> _FRAGMENTO DEL DOCUMENTO_
┄┄┄┄┄┄

Pero ¿cuál es este problema que encarna el Quijote ?, ¿qué filosofía de vida, cuya juventud y cuya eternidad parecen no estar afectadas por el tiempo, se oculta en sus páginas? En términos filosóficos el problema del Quijote es el problema del dualismo. Pero no del dualismo tradicional, no del dualismo moderno, cartesiano, entre cuerpo y espíritu, razón y corazón, inteligencia y voluntad. El dualismo que desgarra el alma y preocupa a estos filósofos, encarnado en la figura indisoluble de don Quijote y Sancho, es el dualismo entre lo ideal y lo real, entre idealismo y realismo. Dos son los componentes de esa alma española: un inveterado idealismo del corazón, una ética cortesana del amor, que acoge en su seno una visión del mundo, de la muerte, de la resurrección, de las virtudes, del mundo como prueba; y un pragmatismo redivivo, hijo de la picaresca, del trato con una realidad indomable y despiadada, que a golpes ha ido forjando el ánimo de ese ser español. Ambas tendencias conviven y se disputan la soberanía de esa alma, sin que ninguna de ellas pueda vencer a la otra. Esta lucha profundamente pareja y equilibrada tiene un resultado inesperado: la transformación de la una en la otra.

┄┄┄┄┄┄

> _CONJUNTO DE REGISTROS_
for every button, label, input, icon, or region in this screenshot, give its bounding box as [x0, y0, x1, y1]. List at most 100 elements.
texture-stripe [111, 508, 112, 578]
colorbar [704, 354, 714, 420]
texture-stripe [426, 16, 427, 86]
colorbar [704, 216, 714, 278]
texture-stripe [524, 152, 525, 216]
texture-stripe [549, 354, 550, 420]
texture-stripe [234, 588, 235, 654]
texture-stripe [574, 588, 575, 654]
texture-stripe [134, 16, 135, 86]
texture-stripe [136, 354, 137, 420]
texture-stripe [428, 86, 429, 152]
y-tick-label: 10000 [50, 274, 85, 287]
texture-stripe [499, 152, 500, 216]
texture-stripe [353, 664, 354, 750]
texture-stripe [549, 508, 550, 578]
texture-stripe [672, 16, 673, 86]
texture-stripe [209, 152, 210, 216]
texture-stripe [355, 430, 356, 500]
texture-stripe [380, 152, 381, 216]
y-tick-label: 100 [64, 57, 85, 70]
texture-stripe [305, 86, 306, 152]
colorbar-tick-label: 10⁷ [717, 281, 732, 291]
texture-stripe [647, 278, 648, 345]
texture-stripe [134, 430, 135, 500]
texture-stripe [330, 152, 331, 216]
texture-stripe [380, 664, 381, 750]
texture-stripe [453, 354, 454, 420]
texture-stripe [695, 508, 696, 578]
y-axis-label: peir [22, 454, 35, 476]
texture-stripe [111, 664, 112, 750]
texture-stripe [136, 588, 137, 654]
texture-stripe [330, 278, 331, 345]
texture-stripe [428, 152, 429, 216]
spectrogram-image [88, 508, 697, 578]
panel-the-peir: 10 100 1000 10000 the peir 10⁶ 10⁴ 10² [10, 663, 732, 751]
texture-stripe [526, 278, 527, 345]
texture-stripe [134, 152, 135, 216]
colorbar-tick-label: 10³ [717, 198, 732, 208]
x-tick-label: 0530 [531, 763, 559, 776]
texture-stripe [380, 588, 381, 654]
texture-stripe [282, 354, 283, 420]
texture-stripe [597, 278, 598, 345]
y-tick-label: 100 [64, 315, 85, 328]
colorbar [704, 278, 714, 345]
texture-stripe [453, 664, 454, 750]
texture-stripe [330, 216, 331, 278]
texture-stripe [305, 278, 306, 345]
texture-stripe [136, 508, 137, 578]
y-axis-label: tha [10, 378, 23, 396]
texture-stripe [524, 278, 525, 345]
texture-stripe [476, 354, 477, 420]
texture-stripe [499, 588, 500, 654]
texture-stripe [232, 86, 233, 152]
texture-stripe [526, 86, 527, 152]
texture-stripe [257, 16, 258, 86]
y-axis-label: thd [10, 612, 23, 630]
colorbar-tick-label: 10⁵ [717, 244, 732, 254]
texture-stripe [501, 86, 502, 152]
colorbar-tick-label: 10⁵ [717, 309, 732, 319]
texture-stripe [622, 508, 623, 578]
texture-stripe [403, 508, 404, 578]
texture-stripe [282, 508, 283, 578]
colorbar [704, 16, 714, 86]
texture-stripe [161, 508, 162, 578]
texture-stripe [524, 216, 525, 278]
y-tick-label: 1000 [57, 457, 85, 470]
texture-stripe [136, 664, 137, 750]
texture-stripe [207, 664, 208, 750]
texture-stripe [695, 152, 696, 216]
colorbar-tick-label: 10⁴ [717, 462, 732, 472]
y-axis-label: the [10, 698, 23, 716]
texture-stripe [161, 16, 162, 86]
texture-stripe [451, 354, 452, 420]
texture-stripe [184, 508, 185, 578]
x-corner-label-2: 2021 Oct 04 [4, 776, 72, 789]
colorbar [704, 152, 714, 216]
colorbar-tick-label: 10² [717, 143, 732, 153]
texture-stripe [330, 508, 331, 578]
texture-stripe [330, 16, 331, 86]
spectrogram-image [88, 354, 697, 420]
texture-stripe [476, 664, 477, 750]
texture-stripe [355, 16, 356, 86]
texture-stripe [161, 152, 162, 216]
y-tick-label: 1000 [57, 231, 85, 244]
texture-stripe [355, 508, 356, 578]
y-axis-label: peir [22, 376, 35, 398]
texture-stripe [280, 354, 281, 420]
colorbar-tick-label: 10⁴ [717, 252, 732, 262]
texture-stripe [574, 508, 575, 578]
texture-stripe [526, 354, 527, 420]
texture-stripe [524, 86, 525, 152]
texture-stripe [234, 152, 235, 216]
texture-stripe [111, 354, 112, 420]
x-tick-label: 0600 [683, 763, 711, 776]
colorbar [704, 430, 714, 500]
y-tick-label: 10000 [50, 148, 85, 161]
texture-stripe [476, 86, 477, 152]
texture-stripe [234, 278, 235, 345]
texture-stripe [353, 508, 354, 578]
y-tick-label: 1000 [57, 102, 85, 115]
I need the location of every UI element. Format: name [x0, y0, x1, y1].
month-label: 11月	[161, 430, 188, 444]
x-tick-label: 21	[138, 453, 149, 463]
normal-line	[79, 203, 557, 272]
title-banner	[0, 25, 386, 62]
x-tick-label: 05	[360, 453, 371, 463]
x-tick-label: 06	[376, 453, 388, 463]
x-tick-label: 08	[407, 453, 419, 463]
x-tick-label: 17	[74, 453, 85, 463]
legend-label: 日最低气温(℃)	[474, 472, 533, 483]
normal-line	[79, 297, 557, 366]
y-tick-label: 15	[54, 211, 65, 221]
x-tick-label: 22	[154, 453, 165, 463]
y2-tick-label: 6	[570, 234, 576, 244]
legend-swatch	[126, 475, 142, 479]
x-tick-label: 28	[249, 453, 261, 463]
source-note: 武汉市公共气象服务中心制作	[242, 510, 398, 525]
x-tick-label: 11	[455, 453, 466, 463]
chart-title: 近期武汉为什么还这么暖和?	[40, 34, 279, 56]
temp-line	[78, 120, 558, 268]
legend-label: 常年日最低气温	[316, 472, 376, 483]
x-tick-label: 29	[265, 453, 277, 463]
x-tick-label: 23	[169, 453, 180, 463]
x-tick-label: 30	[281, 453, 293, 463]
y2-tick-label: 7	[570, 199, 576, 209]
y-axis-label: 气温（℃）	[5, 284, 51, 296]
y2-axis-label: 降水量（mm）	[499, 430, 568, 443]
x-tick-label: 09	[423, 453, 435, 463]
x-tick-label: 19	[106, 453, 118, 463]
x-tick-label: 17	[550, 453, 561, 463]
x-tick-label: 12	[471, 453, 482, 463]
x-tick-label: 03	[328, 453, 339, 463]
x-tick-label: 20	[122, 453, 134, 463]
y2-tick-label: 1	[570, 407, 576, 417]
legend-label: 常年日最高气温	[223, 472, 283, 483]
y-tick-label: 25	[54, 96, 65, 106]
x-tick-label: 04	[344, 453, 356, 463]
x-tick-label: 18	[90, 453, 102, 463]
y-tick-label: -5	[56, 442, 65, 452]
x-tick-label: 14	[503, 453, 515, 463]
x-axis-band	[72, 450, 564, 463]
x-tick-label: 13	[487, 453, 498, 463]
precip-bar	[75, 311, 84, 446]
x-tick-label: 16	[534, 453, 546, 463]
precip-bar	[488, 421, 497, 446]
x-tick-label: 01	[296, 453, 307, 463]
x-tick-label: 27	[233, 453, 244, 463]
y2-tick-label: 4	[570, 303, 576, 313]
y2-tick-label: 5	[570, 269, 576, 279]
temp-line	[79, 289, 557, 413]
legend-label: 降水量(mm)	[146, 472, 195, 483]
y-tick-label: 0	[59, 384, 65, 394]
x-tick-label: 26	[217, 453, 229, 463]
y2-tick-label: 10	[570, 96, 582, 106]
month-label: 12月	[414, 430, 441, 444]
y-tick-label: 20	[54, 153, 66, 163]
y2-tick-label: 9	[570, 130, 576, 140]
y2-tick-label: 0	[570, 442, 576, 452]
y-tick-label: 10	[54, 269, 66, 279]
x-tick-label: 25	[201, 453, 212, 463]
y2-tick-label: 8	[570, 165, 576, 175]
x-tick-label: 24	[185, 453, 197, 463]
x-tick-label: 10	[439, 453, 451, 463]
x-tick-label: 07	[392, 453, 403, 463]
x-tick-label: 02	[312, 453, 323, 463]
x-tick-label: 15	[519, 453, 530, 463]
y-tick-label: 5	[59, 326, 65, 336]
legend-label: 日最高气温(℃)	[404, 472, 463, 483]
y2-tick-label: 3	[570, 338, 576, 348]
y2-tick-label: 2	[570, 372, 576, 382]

┄┄┄┄┄┄

> _EJERCICIOS PROPUESTOS_
a – Responda estas preguntas sobre el fragmento acerca del Quijote, cada una en su línea:
(i) ¿Entre qué dos términos se da el dualismo que encarnan don Quijote y Sancho?
(ii) ¿De qué es hijo el pragmatismo redivivo?
(iii) ¿Qué resultado inesperado tiene la lucha entre ambas tendencias?
b – Reanude el fragmento sobre el Quijote a partir de su última oración y escriba un párrafo que lo continúe.
Los registros proceden de otra fuente.

> _RESPUESTAS_
a –
(i) Entre lo ideal y lo real, es decir, entre idealismo y realismo.
(ii) De la picaresca.
(iii) La transformación de la una en la otra.

b –
Filosóficamente se tiende a pensar que la resolución del dualismo debe abocar a alguna forma de panteísmo de la unidad indiferenciada. Nada más lejos de la propuesta de la filosofía española, la cual afirma que la superación del dualismo es alguna forma de unidad viviente en la que la dualidad ha cambiado su signo, su valencia o su valor. Tal es la extraordinaria transformación a la que asistimos a lo largo del Quijote , novela en la que Cervantes, con mano maestra, ha sabido presentarnos esa extraña metamorfosis, dejándonos ante un final tan abierto como ambiguo, por la misma naturaleza de esta unidad viviente que la filosofía española aspira a alcanzar.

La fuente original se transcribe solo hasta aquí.